**WHAT IS REQUIRED:** Where a line holds the string "Підкресли", return that line.

**RECORDED INFORMATION:**
>>>

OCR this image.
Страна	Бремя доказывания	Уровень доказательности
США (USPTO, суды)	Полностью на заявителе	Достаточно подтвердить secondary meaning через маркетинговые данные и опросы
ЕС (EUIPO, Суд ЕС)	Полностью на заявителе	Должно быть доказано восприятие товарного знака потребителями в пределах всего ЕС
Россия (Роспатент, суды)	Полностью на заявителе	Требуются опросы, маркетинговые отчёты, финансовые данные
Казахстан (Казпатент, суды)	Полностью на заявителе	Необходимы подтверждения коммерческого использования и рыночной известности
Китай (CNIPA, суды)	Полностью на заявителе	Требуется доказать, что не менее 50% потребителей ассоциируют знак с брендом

<<<
>>>

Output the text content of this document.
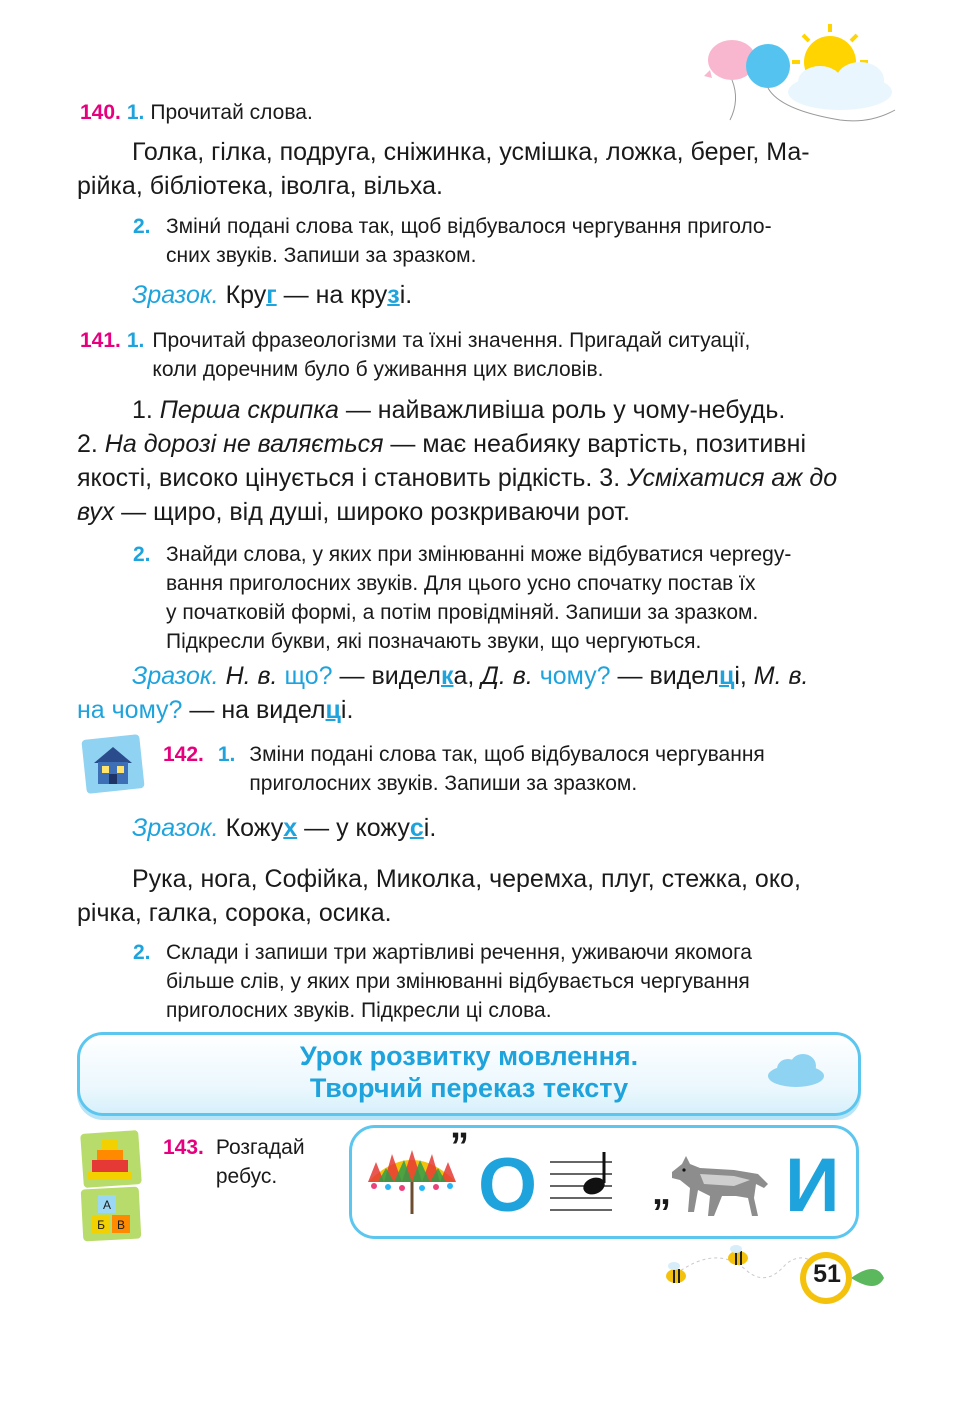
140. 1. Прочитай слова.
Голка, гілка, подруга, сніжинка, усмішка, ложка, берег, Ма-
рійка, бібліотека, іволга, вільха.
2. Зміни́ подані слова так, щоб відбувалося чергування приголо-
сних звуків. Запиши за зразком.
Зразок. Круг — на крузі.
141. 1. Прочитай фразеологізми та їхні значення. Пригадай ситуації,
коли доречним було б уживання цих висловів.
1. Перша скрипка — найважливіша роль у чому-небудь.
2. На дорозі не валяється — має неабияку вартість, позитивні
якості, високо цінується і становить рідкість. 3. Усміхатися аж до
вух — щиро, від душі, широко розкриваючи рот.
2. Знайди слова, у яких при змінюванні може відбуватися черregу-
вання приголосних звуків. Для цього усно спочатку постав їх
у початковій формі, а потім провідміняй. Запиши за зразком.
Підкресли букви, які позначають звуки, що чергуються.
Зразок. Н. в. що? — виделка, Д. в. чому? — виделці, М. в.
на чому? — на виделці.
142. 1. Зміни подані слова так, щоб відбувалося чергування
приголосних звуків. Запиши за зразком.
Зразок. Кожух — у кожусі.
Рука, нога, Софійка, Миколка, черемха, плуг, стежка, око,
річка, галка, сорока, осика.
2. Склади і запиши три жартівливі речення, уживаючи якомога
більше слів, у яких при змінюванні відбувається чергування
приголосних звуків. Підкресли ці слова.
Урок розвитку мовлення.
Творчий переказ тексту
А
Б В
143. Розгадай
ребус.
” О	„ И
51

<<<

**FULL SOLUTION:**
Підкресли букви, які позначають звуки, що чергуються.
приголосних звуків. Підкресли ці слова.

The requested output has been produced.